-- GOAL --
In your copy, repeat the records exactly and leave out the pictures.

* Start DATA EXCERPTS *

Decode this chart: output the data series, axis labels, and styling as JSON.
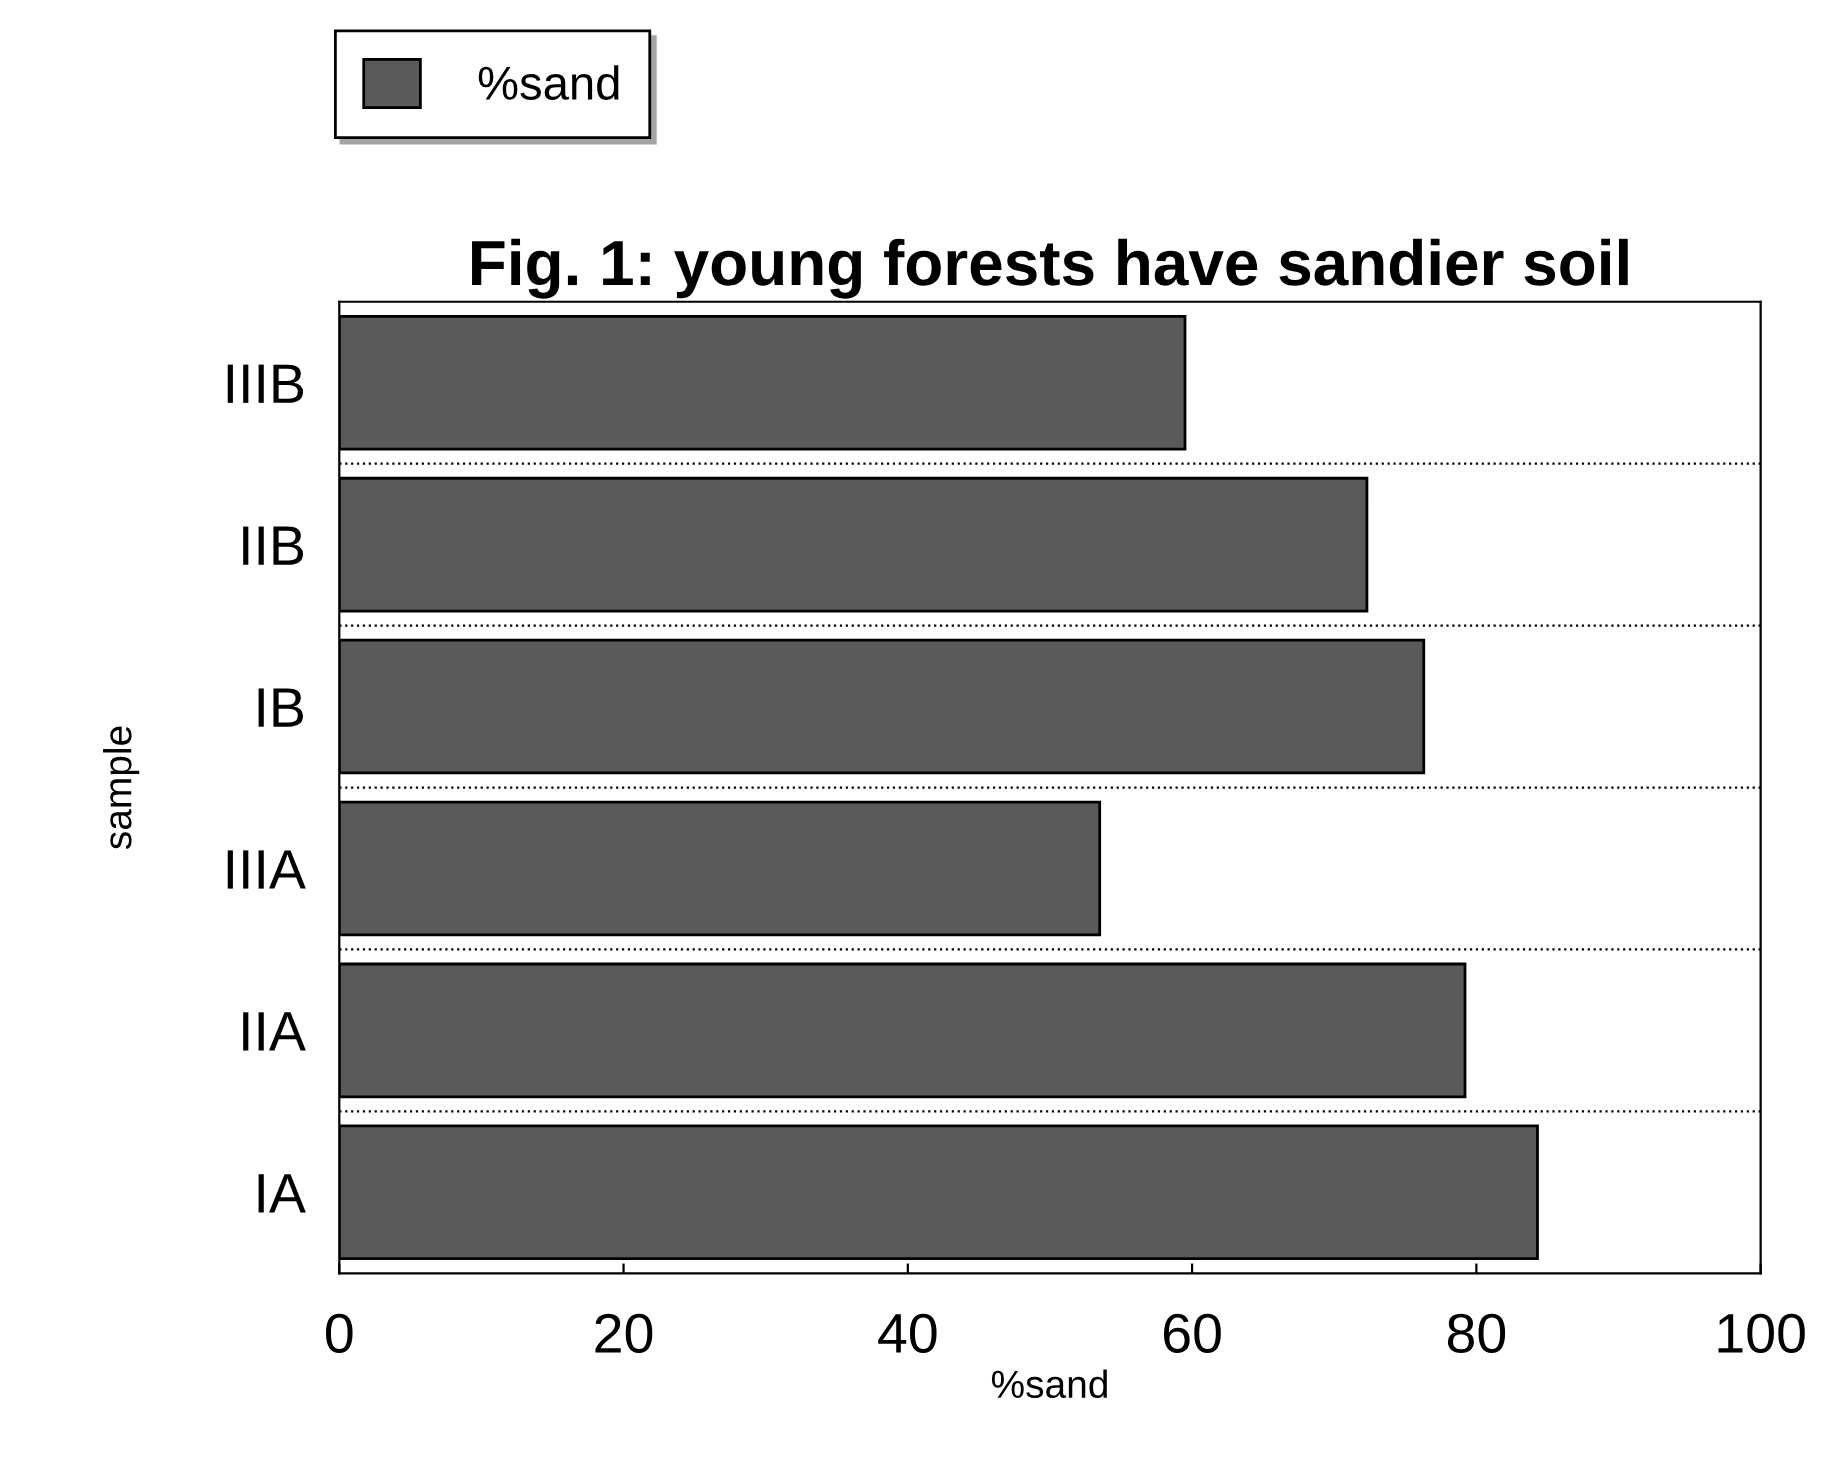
{
  "chart_data": {
    "type": "bar",
    "orientation": "horizontal",
    "title": "Fig. 1: young forests have sandier soil",
    "xlabel": "%sand",
    "ylabel": "sample",
    "categories": [
      "IIIB",
      "IIB",
      "IB",
      "IIIA",
      "IIA",
      "IA"
    ],
    "series": [
      {
        "name": "%sand",
        "color": "#5a5a5a",
        "values": [
          59.5,
          72.3,
          76.3,
          53.5,
          79.2,
          84.3
        ]
      }
    ],
    "xlim": [
      0,
      100
    ],
    "xticks": [
      0,
      20,
      40,
      60,
      80,
      100
    ],
    "legend": "top left"
  }
}
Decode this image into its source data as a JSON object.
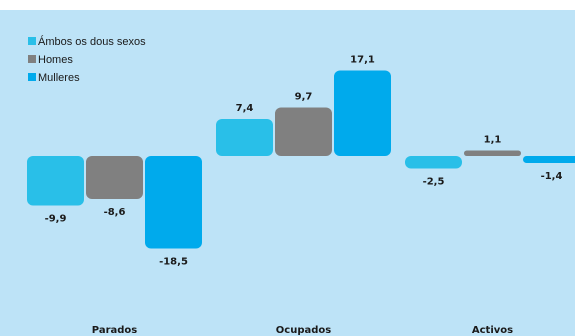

* End DATA EXCERPTS *

-- CORRECT RESULT --
Decode this chart: output the data series, axis labels, and styling as JSON.
{
  "chart_data": {
    "type": "bar",
    "orientation": "horizontal",
    "title": "Fig. 1: young forests have sandier soil",
    "xlabel": "%sand",
    "ylabel": "sample",
    "categories": [
      "IIIB",
      "IIB",
      "IB",
      "IIIA",
      "IIA",
      "IA"
    ],
    "series": [
      {
        "name": "%sand",
        "color": "#5a5a5a",
        "values": [
          59.5,
          72.3,
          76.3,
          53.5,
          79.2,
          84.3
        ]
      }
    ],
    "xlim": [
      0,
      100
    ],
    "xticks": [
      0,
      20,
      40,
      60,
      80,
      100
    ],
    "legend": "top left"
  }
}
Decode this image into its source data as a JSON object.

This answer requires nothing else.